_Work instructions_: Copy each line with the word "green" in it.

_Figure data in JSON_:
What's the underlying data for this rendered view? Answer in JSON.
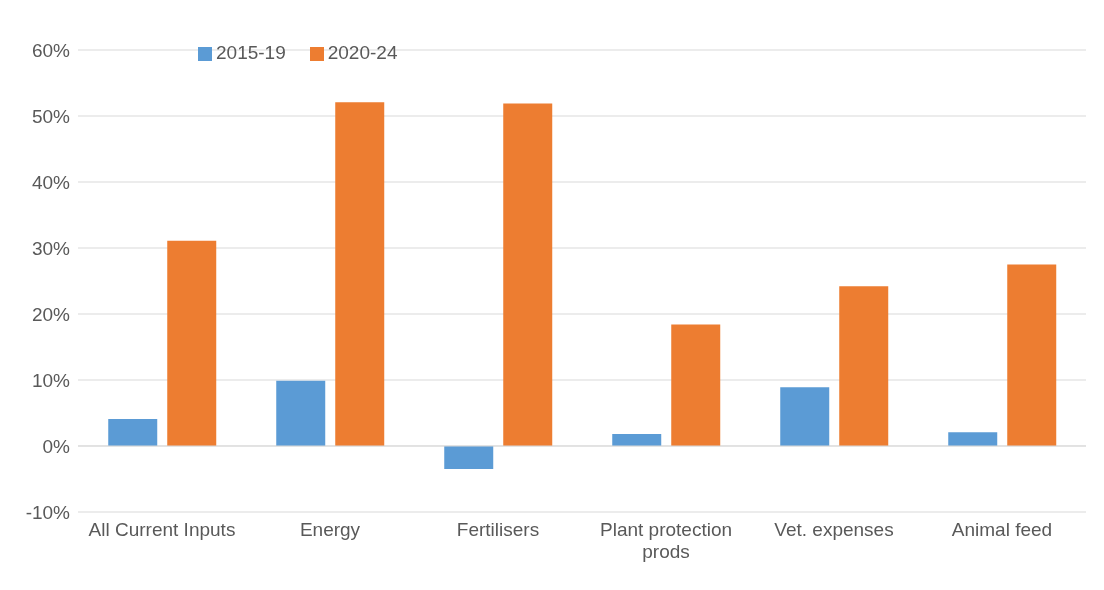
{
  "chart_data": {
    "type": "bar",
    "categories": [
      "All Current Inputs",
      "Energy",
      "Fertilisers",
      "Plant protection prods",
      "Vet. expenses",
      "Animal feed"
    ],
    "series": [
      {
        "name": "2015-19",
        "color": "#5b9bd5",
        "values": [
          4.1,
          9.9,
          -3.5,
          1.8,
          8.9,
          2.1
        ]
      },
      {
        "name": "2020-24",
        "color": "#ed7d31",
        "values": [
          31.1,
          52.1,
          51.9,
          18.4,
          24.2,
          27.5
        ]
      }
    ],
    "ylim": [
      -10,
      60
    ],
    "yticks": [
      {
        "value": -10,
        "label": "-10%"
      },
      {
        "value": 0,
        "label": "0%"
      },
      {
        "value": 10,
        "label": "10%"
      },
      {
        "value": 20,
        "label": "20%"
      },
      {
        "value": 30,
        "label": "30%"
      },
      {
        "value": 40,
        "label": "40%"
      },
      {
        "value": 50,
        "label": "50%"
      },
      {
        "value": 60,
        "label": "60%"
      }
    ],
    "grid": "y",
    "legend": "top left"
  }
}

--

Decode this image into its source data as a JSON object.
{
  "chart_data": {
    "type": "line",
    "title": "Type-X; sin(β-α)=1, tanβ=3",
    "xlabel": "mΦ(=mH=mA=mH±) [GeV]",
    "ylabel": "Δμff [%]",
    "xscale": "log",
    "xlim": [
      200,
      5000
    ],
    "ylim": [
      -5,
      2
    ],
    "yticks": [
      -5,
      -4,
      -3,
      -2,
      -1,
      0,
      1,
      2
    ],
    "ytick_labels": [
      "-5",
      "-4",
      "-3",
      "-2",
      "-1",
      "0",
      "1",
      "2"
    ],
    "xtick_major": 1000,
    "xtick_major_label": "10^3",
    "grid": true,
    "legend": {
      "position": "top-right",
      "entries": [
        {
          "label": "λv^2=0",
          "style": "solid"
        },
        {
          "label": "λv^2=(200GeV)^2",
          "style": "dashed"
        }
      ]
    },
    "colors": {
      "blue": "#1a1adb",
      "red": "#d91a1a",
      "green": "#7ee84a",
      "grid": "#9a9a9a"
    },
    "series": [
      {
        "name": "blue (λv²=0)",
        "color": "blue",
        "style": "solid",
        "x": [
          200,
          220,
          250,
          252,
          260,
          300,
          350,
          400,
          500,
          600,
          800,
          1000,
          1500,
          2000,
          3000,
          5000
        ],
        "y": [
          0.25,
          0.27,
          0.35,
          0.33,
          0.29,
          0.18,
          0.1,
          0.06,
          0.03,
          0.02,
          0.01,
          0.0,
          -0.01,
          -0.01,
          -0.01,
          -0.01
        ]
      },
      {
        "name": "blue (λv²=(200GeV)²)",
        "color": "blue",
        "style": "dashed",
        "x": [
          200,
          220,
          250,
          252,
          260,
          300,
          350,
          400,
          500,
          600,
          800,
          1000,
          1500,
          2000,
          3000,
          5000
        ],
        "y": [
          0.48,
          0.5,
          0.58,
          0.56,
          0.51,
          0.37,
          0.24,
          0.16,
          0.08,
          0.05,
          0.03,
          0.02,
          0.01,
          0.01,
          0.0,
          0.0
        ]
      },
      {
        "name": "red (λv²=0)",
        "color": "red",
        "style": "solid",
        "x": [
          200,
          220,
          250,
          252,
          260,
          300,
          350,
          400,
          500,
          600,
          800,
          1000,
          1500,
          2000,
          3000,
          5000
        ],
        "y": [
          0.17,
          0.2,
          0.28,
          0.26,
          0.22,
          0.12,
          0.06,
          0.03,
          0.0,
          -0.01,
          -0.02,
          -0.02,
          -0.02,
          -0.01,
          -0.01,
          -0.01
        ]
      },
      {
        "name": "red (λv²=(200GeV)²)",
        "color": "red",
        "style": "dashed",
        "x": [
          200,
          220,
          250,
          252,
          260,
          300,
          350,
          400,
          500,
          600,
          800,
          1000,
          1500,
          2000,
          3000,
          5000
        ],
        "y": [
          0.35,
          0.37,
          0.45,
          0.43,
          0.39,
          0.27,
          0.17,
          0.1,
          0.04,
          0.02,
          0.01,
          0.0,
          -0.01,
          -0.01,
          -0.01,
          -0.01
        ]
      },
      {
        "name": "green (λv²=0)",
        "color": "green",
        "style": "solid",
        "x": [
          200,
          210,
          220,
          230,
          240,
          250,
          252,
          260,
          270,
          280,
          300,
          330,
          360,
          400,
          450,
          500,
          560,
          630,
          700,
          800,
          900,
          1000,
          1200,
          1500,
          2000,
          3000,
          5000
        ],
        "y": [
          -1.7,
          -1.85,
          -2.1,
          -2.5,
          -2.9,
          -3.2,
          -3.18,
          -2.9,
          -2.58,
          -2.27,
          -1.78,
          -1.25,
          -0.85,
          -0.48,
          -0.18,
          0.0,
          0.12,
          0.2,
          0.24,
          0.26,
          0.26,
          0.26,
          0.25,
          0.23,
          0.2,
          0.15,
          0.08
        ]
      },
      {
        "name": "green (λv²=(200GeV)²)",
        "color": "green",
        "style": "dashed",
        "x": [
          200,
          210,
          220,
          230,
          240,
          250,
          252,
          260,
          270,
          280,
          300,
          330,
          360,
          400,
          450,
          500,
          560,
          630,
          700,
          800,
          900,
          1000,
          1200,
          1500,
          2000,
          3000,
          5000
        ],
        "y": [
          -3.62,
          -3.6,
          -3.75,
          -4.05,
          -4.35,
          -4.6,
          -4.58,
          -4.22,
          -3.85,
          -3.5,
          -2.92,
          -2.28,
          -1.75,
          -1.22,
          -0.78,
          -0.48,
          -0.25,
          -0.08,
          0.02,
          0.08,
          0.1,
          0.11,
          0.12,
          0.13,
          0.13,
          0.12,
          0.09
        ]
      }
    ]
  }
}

_Result of this exercise_:
      "green": "#7ee84a",
        "name": "green (λv²=0)",
        "color": "green",
        "name": "green (λv²=(200GeV)²)",
        "color": "green",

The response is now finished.